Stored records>
---*---

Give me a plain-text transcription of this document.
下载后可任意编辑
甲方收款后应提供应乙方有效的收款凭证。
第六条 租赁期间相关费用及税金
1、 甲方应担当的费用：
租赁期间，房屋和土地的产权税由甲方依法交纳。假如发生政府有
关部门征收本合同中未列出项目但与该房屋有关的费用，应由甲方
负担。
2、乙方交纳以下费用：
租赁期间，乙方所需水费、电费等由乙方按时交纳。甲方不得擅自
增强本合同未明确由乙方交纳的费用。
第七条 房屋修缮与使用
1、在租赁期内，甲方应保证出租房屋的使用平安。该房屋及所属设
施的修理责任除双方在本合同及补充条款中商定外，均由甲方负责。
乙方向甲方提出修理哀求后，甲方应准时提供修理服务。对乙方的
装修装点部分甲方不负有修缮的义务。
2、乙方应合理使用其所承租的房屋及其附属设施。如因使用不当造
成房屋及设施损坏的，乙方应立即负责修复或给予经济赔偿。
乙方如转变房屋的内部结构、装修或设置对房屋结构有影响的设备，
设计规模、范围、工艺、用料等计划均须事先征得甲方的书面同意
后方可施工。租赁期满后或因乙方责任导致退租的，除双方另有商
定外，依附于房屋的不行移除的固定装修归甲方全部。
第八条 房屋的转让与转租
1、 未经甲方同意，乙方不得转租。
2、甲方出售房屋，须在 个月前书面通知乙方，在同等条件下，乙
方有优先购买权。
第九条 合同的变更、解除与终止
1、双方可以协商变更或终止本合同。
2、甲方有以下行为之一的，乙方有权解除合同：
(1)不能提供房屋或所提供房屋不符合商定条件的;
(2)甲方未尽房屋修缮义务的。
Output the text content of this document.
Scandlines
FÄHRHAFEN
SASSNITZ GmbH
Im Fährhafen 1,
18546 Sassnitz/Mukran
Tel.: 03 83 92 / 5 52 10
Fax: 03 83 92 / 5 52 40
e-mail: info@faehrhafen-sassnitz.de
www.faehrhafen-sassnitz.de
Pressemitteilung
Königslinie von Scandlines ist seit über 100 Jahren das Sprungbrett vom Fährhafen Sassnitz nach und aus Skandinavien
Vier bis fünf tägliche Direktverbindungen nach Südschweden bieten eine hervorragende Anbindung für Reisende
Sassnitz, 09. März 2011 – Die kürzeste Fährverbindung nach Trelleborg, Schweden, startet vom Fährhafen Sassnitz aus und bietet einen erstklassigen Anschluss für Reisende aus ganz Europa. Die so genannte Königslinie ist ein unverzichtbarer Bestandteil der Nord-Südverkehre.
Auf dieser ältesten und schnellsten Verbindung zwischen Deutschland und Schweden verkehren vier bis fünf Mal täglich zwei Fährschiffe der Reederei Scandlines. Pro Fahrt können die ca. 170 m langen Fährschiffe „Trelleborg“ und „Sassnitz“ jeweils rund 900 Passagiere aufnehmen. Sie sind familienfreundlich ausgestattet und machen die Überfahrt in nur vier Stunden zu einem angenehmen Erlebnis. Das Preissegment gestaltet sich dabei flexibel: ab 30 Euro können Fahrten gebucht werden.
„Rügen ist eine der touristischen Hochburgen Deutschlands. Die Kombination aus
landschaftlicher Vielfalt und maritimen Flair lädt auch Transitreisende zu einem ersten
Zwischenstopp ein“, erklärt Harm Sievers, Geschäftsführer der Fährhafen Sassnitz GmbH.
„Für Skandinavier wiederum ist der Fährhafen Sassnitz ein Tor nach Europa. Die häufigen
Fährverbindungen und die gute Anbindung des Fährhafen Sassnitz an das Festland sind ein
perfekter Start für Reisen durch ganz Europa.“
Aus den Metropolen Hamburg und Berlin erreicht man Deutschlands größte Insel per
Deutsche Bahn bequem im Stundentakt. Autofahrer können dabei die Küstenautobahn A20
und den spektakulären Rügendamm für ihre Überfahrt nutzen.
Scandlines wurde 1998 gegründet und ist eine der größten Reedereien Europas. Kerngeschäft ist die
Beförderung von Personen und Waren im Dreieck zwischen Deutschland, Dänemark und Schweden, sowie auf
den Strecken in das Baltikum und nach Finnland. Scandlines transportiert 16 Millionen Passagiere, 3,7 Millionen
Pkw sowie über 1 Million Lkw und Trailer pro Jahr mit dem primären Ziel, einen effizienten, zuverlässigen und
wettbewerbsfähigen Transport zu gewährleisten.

---*---

Given task> Reproduce each entry above exactly, keeping every word.

Finished answer>
Give me a plain-text transcription of this document.
下载后可任意编辑
甲方收款后应提供应乙方有效的收款凭证。
第六条 租赁期间相关费用及税金
1、 甲方应担当的费用：
租赁期间，房屋和土地的产权税由甲方依法交纳。假如发生政府有
关部门征收本合同中未列出项目但与该房屋有关的费用，应由甲方
负担。
2、乙方交纳以下费用：
租赁期间，乙方所需水费、电费等由乙方按时交纳。甲方不得擅自
增强本合同未明确由乙方交纳的费用。
第七条 房屋修缮与使用
1、在租赁期内，甲方应保证出租房屋的使用平安。该房屋及所属设
施的修理责任除双方在本合同及补充条款中商定外，均由甲方负责。
乙方向甲方提出修理哀求后，甲方应准时提供修理服务。对乙方的
装修装点部分甲方不负有修缮的义务。
2、乙方应合理使用其所承租的房屋及其附属设施。如因使用不当造
成房屋及设施损坏的，乙方应立即负责修复或给予经济赔偿。
乙方如转变房屋的内部结构、装修或设置对房屋结构有影响的设备，
设计规模、范围、工艺、用料等计划均须事先征得甲方的书面同意
后方可施工。租赁期满后或因乙方责任导致退租的，除双方另有商
定外，依附于房屋的不行移除的固定装修归甲方全部。
第八条 房屋的转让与转租
1、 未经甲方同意，乙方不得转租。
2、甲方出售房屋，须在 个月前书面通知乙方，在同等条件下，乙
方有优先购买权。
第九条 合同的变更、解除与终止
1、双方可以协商变更或终止本合同。
2、甲方有以下行为之一的，乙方有权解除合同：
(1)不能提供房屋或所提供房屋不符合商定条件的;
(2)甲方未尽房屋修缮义务的。
Output the text content of this document.
Scandlines
FÄHRHAFEN
SASSNITZ GmbH
Im Fährhafen 1,
18546 Sassnitz/Mukran
Tel.: 03 83 92 / 5 52 10
Fax: 03 83 92 / 5 52 40
e-mail: info@faehrhafen-sassnitz.de
www.faehrhafen-sassnitz.de
Pressemitteilung
Königslinie von Scandlines ist seit über 100 Jahren das Sprungbrett vom Fährhafen Sassnitz nach und aus Skandinavien
Vier bis fünf tägliche Direktverbindungen nach Südschweden bieten eine hervorragende Anbindung für Reisende
Sassnitz, 09. März 2011 – Die kürzeste Fährverbindung nach Trelleborg, Schweden, startet vom Fährhafen Sassnitz aus und bietet einen erstklassigen Anschluss für Reisende aus ganz Europa. Die so genannte Königslinie ist ein unverzichtbarer Bestandteil der Nord-Südverkehre.
Auf dieser ältesten und schnellsten Verbindung zwischen Deutschland und Schweden verkehren vier bis fünf Mal täglich zwei Fährschiffe der Reederei Scandlines. Pro Fahrt können die ca. 170 m langen Fährschiffe „Trelleborg“ und „Sassnitz“ jeweils rund 900 Passagiere aufnehmen. Sie sind familienfreundlich ausgestattet und machen die Überfahrt in nur vier Stunden zu einem angenehmen Erlebnis. Das Preissegment gestaltet sich dabei flexibel: ab 30 Euro können Fahrten gebucht werden.
„Rügen ist eine der touristischen Hochburgen Deutschlands. Die Kombination aus
landschaftlicher Vielfalt und maritimen Flair lädt auch Transitreisende zu einem ersten
Zwischenstopp ein“, erklärt Harm Sievers, Geschäftsführer der Fährhafen Sassnitz GmbH.
„Für Skandinavier wiederum ist der Fährhafen Sassnitz ein Tor nach Europa. Die häufigen
Fährverbindungen und die gute Anbindung des Fährhafen Sassnitz an das Festland sind ein
perfekter Start für Reisen durch ganz Europa.“
Aus den Metropolen Hamburg und Berlin erreicht man Deutschlands größte Insel per
Deutsche Bahn bequem im Stundentakt. Autofahrer können dabei die Küstenautobahn A20
und den spektakulären Rügendamm für ihre Überfahrt nutzen.
Scandlines wurde 1998 gegründet und ist eine der größten Reedereien Europas. Kerngeschäft ist die
Beförderung von Personen und Waren im Dreieck zwischen Deutschland, Dänemark und Schweden, sowie auf
den Strecken in das Baltikum und nach Finnland. Scandlines transportiert 16 Millionen Passagiere, 3,7 Millionen
Pkw sowie über 1 Million Lkw und Trailer pro Jahr mit dem primären Ziel, einen effizienten, zuverlässigen und
wettbewerbsfähigen Transport zu gewährleisten.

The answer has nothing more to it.